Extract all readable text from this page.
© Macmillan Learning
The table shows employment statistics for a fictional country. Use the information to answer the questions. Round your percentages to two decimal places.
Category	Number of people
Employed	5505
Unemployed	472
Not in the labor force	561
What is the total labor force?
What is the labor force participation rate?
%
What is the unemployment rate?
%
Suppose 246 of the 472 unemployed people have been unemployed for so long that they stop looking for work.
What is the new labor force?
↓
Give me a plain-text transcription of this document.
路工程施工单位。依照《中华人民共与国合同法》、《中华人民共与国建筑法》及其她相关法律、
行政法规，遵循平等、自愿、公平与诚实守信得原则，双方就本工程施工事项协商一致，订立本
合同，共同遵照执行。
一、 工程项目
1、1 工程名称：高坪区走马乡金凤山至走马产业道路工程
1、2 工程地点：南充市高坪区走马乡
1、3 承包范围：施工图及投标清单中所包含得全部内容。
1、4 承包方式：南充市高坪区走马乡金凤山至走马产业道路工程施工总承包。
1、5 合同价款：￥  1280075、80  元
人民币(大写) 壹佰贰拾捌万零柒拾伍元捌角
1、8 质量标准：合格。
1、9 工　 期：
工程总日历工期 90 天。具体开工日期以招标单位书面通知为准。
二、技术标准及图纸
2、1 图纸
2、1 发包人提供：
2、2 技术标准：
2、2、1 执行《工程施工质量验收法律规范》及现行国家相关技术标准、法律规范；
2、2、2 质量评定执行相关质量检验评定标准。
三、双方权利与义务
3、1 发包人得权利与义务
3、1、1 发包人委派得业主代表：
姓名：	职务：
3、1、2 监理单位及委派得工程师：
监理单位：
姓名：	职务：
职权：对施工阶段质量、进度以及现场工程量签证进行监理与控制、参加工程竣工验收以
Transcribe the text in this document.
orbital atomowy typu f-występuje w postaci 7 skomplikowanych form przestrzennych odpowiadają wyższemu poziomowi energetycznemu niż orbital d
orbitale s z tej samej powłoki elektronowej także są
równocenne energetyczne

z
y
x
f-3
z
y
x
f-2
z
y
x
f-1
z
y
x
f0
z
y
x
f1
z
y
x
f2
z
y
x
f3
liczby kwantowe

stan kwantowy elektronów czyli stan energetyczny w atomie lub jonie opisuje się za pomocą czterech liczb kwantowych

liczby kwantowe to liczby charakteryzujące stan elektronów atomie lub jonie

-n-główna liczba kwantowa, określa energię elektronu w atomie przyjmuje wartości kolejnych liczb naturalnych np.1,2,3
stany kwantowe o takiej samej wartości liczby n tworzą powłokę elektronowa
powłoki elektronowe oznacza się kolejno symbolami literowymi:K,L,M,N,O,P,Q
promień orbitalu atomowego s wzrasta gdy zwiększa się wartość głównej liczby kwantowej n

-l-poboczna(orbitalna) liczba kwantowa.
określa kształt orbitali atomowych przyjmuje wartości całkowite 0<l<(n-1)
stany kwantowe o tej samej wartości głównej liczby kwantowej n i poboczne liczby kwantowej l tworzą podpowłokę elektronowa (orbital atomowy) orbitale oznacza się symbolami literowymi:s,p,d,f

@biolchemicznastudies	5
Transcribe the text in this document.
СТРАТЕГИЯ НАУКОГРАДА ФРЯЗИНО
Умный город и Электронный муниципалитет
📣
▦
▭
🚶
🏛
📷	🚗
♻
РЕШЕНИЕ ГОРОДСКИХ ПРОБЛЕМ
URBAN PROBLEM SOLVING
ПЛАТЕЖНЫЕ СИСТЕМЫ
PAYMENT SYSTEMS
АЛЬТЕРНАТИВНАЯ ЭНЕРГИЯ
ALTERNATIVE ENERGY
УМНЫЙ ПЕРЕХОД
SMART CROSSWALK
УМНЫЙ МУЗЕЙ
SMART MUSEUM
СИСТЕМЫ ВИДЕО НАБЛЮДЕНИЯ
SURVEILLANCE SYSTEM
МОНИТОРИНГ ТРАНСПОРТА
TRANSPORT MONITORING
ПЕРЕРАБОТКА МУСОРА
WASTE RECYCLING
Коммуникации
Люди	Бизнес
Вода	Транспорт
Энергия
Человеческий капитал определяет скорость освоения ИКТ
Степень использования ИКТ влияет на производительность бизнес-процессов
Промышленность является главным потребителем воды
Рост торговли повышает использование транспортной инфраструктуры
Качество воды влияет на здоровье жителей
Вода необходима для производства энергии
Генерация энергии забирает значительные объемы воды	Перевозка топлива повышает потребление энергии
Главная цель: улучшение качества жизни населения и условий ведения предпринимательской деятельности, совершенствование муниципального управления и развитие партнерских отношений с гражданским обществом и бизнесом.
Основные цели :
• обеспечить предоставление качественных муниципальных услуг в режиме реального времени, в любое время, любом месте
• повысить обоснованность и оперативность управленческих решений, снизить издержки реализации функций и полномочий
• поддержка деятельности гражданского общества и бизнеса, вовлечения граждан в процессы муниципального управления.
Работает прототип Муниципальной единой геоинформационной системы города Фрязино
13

What this task involves:
The whole listing above needs to be written out again exactly.

Exercise result:
Extract all readable text from this page.
© Macmillan Learning
The table shows employment statistics for a fictional country. Use the information to answer the questions. Round your percentages to two decimal places.
Category	Number of people
Employed	5505
Unemployed	472
Not in the labor force	561
What is the total labor force?
What is the labor force participation rate?
%
What is the unemployment rate?
%
Suppose 246 of the 472 unemployed people have been unemployed for so long that they stop looking for work.
What is the new labor force?
↓
Give me a plain-text transcription of this document.
路工程施工单位。依照《中华人民共与国合同法》、《中华人民共与国建筑法》及其她相关法律、
行政法规，遵循平等、自愿、公平与诚实守信得原则，双方就本工程施工事项协商一致，订立本
合同，共同遵照执行。
一、 工程项目
1、1 工程名称：高坪区走马乡金凤山至走马产业道路工程
1、2 工程地点：南充市高坪区走马乡
1、3 承包范围：施工图及投标清单中所包含得全部内容。
1、4 承包方式：南充市高坪区走马乡金凤山至走马产业道路工程施工总承包。
1、5 合同价款：￥  1280075、80  元
人民币(大写) 壹佰贰拾捌万零柒拾伍元捌角
1、8 质量标准：合格。
1、9 工　 期：
工程总日历工期 90 天。具体开工日期以招标单位书面通知为准。
二、技术标准及图纸
2、1 图纸
2、1 发包人提供：
2、2 技术标准：
2、2、1 执行《工程施工质量验收法律规范》及现行国家相关技术标准、法律规范；
2、2、2 质量评定执行相关质量检验评定标准。
三、双方权利与义务
3、1 发包人得权利与义务
3、1、1 发包人委派得业主代表：
姓名：	职务：
3、1、2 监理单位及委派得工程师：
监理单位：
姓名：	职务：
职权：对施工阶段质量、进度以及现场工程量签证进行监理与控制、参加工程竣工验收以
Transcribe the text in this document.
orbital atomowy typu f-występuje w postaci 7 skomplikowanych form przestrzennych odpowiadają wyższemu poziomowi energetycznemu niż orbital d
orbitale s z tej samej powłoki elektronowej także są
równocenne energetyczne

z
y
x
f-3
z
y
x
f-2
z
y
x
f-1
z
y
x
f0
z
y
x
f1
z
y
x
f2
z
y
x
f3
liczby kwantowe

stan kwantowy elektronów czyli stan energetyczny w atomie lub jonie opisuje się za pomocą czterech liczb kwantowych

liczby kwantowe to liczby charakteryzujące stan elektronów atomie lub jonie

-n-główna liczba kwantowa, określa energię elektronu w atomie przyjmuje wartości kolejnych liczb naturalnych np.1,2,3
stany kwantowe o takiej samej wartości liczby n tworzą powłokę elektronowa
powłoki elektronowe oznacza się kolejno symbolami literowymi:K,L,M,N,O,P,Q
promień orbitalu atomowego s wzrasta gdy zwiększa się wartość głównej liczby kwantowej n

-l-poboczna(orbitalna) liczba kwantowa.
określa kształt orbitali atomowych przyjmuje wartości całkowite 0<l<(n-1)
stany kwantowe o tej samej wartości głównej liczby kwantowej n i poboczne liczby kwantowej l tworzą podpowłokę elektronowa (orbital atomowy) orbitale oznacza się symbolami literowymi:s,p,d,f

@biolchemicznastudies	5
Transcribe the text in this document.
СТРАТЕГИЯ НАУКОГРАДА ФРЯЗИНО
Умный город и Электронный муниципалитет
📣
▦
▭
🚶
🏛
📷	🚗
♻
РЕШЕНИЕ ГОРОДСКИХ ПРОБЛЕМ
URBAN PROBLEM SOLVING
ПЛАТЕЖНЫЕ СИСТЕМЫ
PAYMENT SYSTEMS
АЛЬТЕРНАТИВНАЯ ЭНЕРГИЯ
ALTERNATIVE ENERGY
УМНЫЙ ПЕРЕХОД
SMART CROSSWALK
УМНЫЙ МУЗЕЙ
SMART MUSEUM
СИСТЕМЫ ВИДЕО НАБЛЮДЕНИЯ
SURVEILLANCE SYSTEM
МОНИТОРИНГ ТРАНСПОРТА
TRANSPORT MONITORING
ПЕРЕРАБОТКА МУСОРА
WASTE RECYCLING
Коммуникации
Люди	Бизнес
Вода	Транспорт
Энергия
Человеческий капитал определяет скорость освоения ИКТ
Степень использования ИКТ влияет на производительность бизнес-процессов
Промышленность является главным потребителем воды
Рост торговли повышает использование транспортной инфраструктуры
Качество воды влияет на здоровье жителей
Вода необходима для производства энергии
Генерация энергии забирает значительные объемы воды	Перевозка топлива повышает потребление энергии
Главная цель: улучшение качества жизни населения и условий ведения предпринимательской деятельности, совершенствование муниципального управления и развитие партнерских отношений с гражданским обществом и бизнесом.
Основные цели :
• обеспечить предоставление качественных муниципальных услуг в режиме реального времени, в любое время, любом месте
• повысить обоснованность и оперативность управленческих решений, снизить издержки реализации функций и полномочий
• поддержка деятельности гражданского общества и бизнеса, вовлечения граждан в процессы муниципального управления.
Работает прототип Муниципальной единой геоинформационной системы города Фрязино
13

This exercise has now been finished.